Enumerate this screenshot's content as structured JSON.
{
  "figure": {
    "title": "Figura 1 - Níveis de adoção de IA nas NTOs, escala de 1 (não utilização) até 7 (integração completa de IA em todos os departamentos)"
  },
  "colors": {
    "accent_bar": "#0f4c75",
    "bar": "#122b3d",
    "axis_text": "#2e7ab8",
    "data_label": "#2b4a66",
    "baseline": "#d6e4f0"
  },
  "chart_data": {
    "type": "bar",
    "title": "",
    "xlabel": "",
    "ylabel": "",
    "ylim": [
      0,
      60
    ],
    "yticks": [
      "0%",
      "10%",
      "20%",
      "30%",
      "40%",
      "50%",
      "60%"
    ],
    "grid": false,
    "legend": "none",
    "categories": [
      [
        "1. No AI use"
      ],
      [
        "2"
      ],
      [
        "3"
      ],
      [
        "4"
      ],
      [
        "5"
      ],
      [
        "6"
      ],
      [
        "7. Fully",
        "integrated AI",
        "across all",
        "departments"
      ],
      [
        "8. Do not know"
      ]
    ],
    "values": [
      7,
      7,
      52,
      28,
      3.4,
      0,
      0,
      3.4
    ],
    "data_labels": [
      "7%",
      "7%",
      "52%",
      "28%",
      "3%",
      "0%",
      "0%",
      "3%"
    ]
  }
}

******

**Description of the task**
Your task is to print the whole listing again exactly.

**Correct output**
Enumerate this screenshot's content as structured JSON.
{
  "figure": {
    "title": "Figura 1 - Níveis de adoção de IA nas NTOs, escala de 1 (não utilização) até 7 (integração completa de IA em todos os departamentos)"
  },
  "colors": {
    "accent_bar": "#0f4c75",
    "bar": "#122b3d",
    "axis_text": "#2e7ab8",
    "data_label": "#2b4a66",
    "baseline": "#d6e4f0"
  },
  "chart_data": {
    "type": "bar",
    "title": "",
    "xlabel": "",
    "ylabel": "",
    "ylim": [
      0,
      60
    ],
    "yticks": [
      "0%",
      "10%",
      "20%",
      "30%",
      "40%",
      "50%",
      "60%"
    ],
    "grid": false,
    "legend": "none",
    "categories": [
      [
        "1. No AI use"
      ],
      [
        "2"
      ],
      [
        "3"
      ],
      [
        "4"
      ],
      [
        "5"
      ],
      [
        "6"
      ],
      [
        "7. Fully",
        "integrated AI",
        "across all",
        "departments"
      ],
      [
        "8. Do not know"
      ]
    ],
    "values": [
      7,
      7,
      52,
      28,
      3.4,
      0,
      0,
      3.4
    ],
    "data_labels": [
      "7%",
      "7%",
      "52%",
      "28%",
      "3%",
      "0%",
      "0%",
      "3%"
    ]
  }
}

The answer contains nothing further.